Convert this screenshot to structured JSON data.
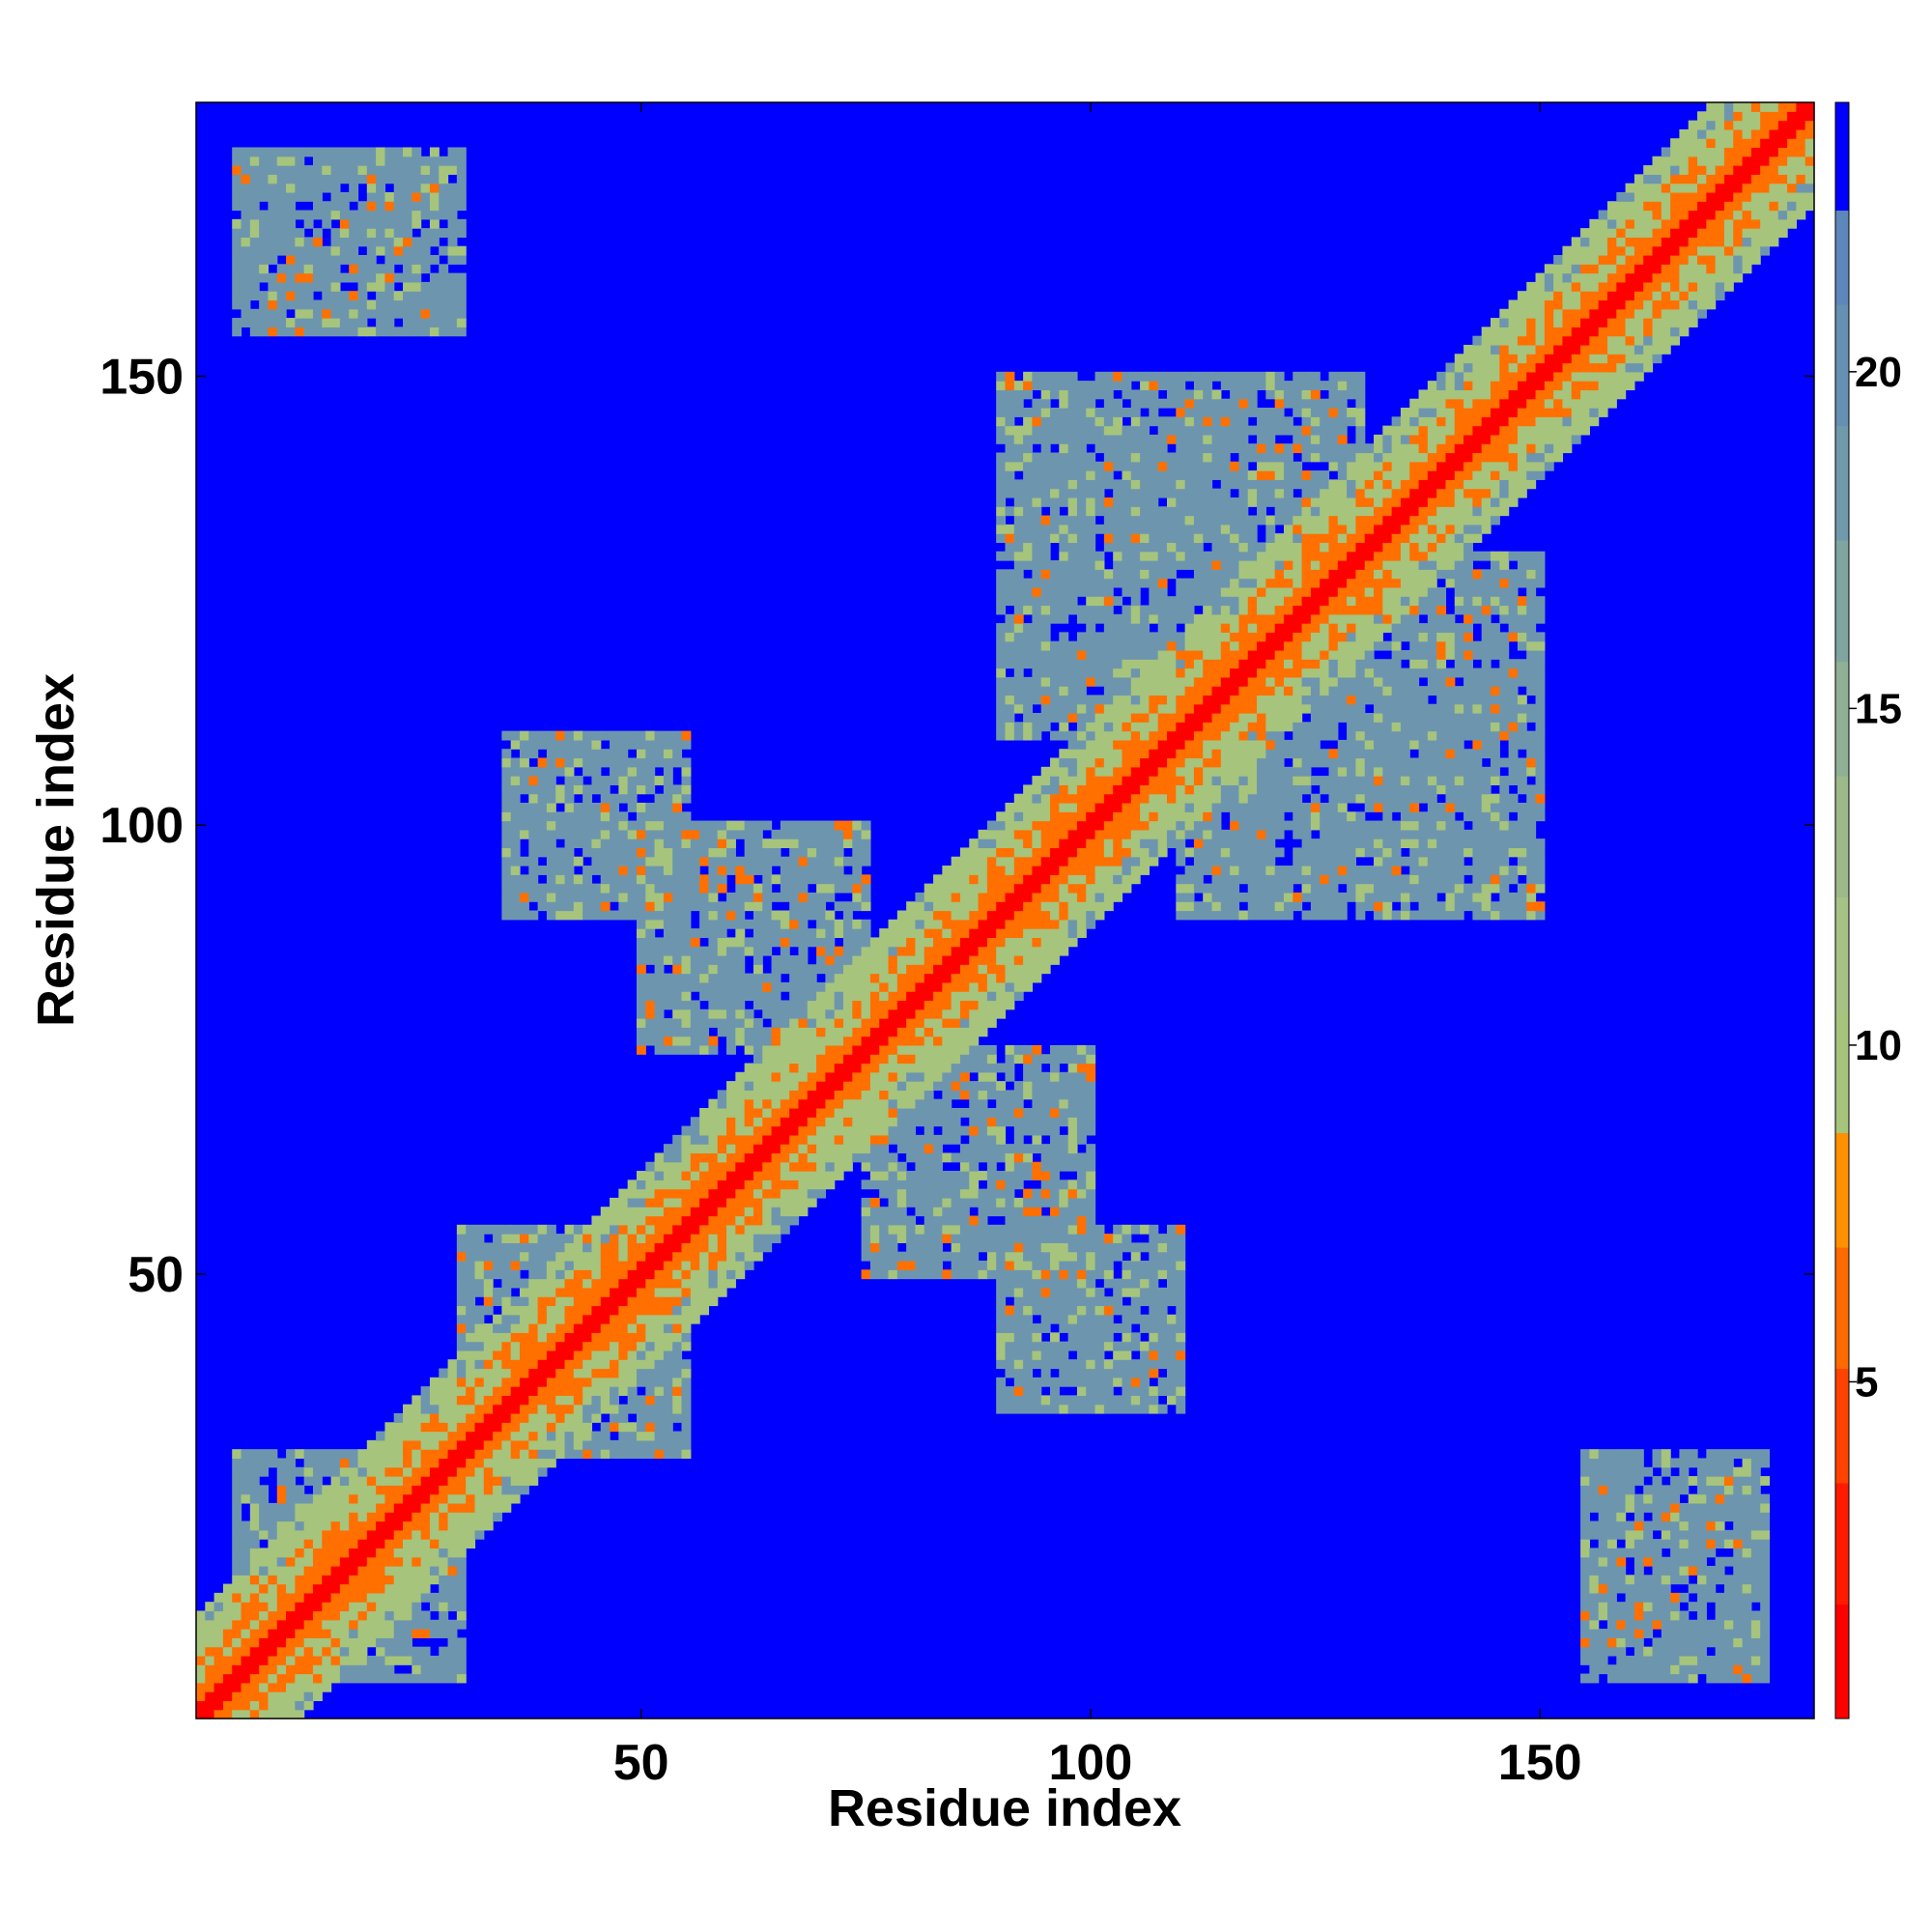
{
  "chart_data": {
    "type": "heatmap",
    "title": "",
    "xlabel": "Residue index",
    "ylabel": "Residue index",
    "n_residues": 180,
    "xlim": [
      1,
      180
    ],
    "ylim": [
      1,
      180
    ],
    "x_ticks": [
      50,
      100,
      150
    ],
    "y_ticks": [
      50,
      100,
      150
    ],
    "x_tick_labels": [
      "50",
      "100",
      "150"
    ],
    "y_tick_labels": [
      "50",
      "100",
      "150"
    ],
    "colorbar": {
      "ticks": [
        5,
        10,
        15,
        20
      ],
      "tick_labels": [
        "5",
        "10",
        "15",
        "20"
      ],
      "range": [
        0,
        24
      ],
      "levels": [
        {
          "from": 0,
          "to": 1.7,
          "color": "#ff0000"
        },
        {
          "from": 1.7,
          "to": 3.5,
          "color": "#ff1a00"
        },
        {
          "from": 3.5,
          "to": 5.2,
          "color": "#ff4200"
        },
        {
          "from": 5.2,
          "to": 7.0,
          "color": "#ff6a00"
        },
        {
          "from": 7.0,
          "to": 8.7,
          "color": "#ff9000"
        },
        {
          "from": 8.7,
          "to": 10.5,
          "color": "#a6c47c"
        },
        {
          "from": 10.5,
          "to": 12.2,
          "color": "#a6c285"
        },
        {
          "from": 12.2,
          "to": 14.0,
          "color": "#9cb98a"
        },
        {
          "from": 14.0,
          "to": 15.7,
          "color": "#8fb094"
        },
        {
          "from": 15.7,
          "to": 17.5,
          "color": "#80a5a0"
        },
        {
          "from": 17.5,
          "to": 19.2,
          "color": "#7099ab"
        },
        {
          "from": 19.2,
          "to": 21.0,
          "color": "#6590b4"
        },
        {
          "from": 21.0,
          "to": 22.4,
          "color": "#5d87bb"
        },
        {
          "from": 22.4,
          "to": 24,
          "color": "#0000ff"
        }
      ]
    },
    "colors": {
      "background": "#0000ff",
      "near": "#ff0000",
      "close": "#ff7000",
      "mid": "#a6c47c",
      "far": "#6d96ae"
    },
    "symmetric": true,
    "contact_blocks": [
      {
        "i": [
          1,
          180
        ],
        "j": [
          1,
          180
        ],
        "kind": "diagonal",
        "note": "main diagonal contact band"
      },
      {
        "i": [
          5,
          30
        ],
        "j": [
          155,
          175
        ],
        "kind": "block"
      },
      {
        "i": [
          5,
          30
        ],
        "j": [
          5,
          30
        ],
        "kind": "self"
      },
      {
        "i": [
          30,
          55
        ],
        "j": [
          35,
          55
        ],
        "kind": "hairpin"
      },
      {
        "i": [
          35,
          55
        ],
        "j": [
          90,
          110
        ],
        "kind": "cross-strand"
      },
      {
        "i": [
          50,
          75
        ],
        "j": [
          75,
          100
        ],
        "kind": "cross-strand"
      },
      {
        "i": [
          90,
          130
        ],
        "j": [
          110,
          150
        ],
        "kind": "sheet"
      },
      {
        "i": [
          120,
          135
        ],
        "j": [
          120,
          130
        ],
        "kind": "cross-strand"
      },
      {
        "i": [
          150,
          175
        ],
        "j": [
          5,
          30
        ],
        "kind": "block"
      }
    ]
  }
}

» What to work on
Would you set down the listing exactly, omitting pictures?

» The completed task
Convert this screenshot to structured JSON data.
{
  "chart_data": {
    "type": "heatmap",
    "title": "",
    "xlabel": "Residue index",
    "ylabel": "Residue index",
    "n_residues": 180,
    "xlim": [
      1,
      180
    ],
    "ylim": [
      1,
      180
    ],
    "x_ticks": [
      50,
      100,
      150
    ],
    "y_ticks": [
      50,
      100,
      150
    ],
    "x_tick_labels": [
      "50",
      "100",
      "150"
    ],
    "y_tick_labels": [
      "50",
      "100",
      "150"
    ],
    "colorbar": {
      "ticks": [
        5,
        10,
        15,
        20
      ],
      "tick_labels": [
        "5",
        "10",
        "15",
        "20"
      ],
      "range": [
        0,
        24
      ],
      "levels": [
        {
          "from": 0,
          "to": 1.7,
          "color": "#ff0000"
        },
        {
          "from": 1.7,
          "to": 3.5,
          "color": "#ff1a00"
        },
        {
          "from": 3.5,
          "to": 5.2,
          "color": "#ff4200"
        },
        {
          "from": 5.2,
          "to": 7.0,
          "color": "#ff6a00"
        },
        {
          "from": 7.0,
          "to": 8.7,
          "color": "#ff9000"
        },
        {
          "from": 8.7,
          "to": 10.5,
          "color": "#a6c47c"
        },
        {
          "from": 10.5,
          "to": 12.2,
          "color": "#a6c285"
        },
        {
          "from": 12.2,
          "to": 14.0,
          "color": "#9cb98a"
        },
        {
          "from": 14.0,
          "to": 15.7,
          "color": "#8fb094"
        },
        {
          "from": 15.7,
          "to": 17.5,
          "color": "#80a5a0"
        },
        {
          "from": 17.5,
          "to": 19.2,
          "color": "#7099ab"
        },
        {
          "from": 19.2,
          "to": 21.0,
          "color": "#6590b4"
        },
        {
          "from": 21.0,
          "to": 22.4,
          "color": "#5d87bb"
        },
        {
          "from": 22.4,
          "to": 24,
          "color": "#0000ff"
        }
      ]
    },
    "colors": {
      "background": "#0000ff",
      "near": "#ff0000",
      "close": "#ff7000",
      "mid": "#a6c47c",
      "far": "#6d96ae"
    },
    "symmetric": true,
    "contact_blocks": [
      {
        "i": [
          1,
          180
        ],
        "j": [
          1,
          180
        ],
        "kind": "diagonal",
        "note": "main diagonal contact band"
      },
      {
        "i": [
          5,
          30
        ],
        "j": [
          155,
          175
        ],
        "kind": "block"
      },
      {
        "i": [
          5,
          30
        ],
        "j": [
          5,
          30
        ],
        "kind": "self"
      },
      {
        "i": [
          30,
          55
        ],
        "j": [
          35,
          55
        ],
        "kind": "hairpin"
      },
      {
        "i": [
          35,
          55
        ],
        "j": [
          90,
          110
        ],
        "kind": "cross-strand"
      },
      {
        "i": [
          50,
          75
        ],
        "j": [
          75,
          100
        ],
        "kind": "cross-strand"
      },
      {
        "i": [
          90,
          130
        ],
        "j": [
          110,
          150
        ],
        "kind": "sheet"
      },
      {
        "i": [
          120,
          135
        ],
        "j": [
          120,
          130
        ],
        "kind": "cross-strand"
      },
      {
        "i": [
          150,
          175
        ],
        "j": [
          5,
          30
        ],
        "kind": "block"
      }
    ]
  }
}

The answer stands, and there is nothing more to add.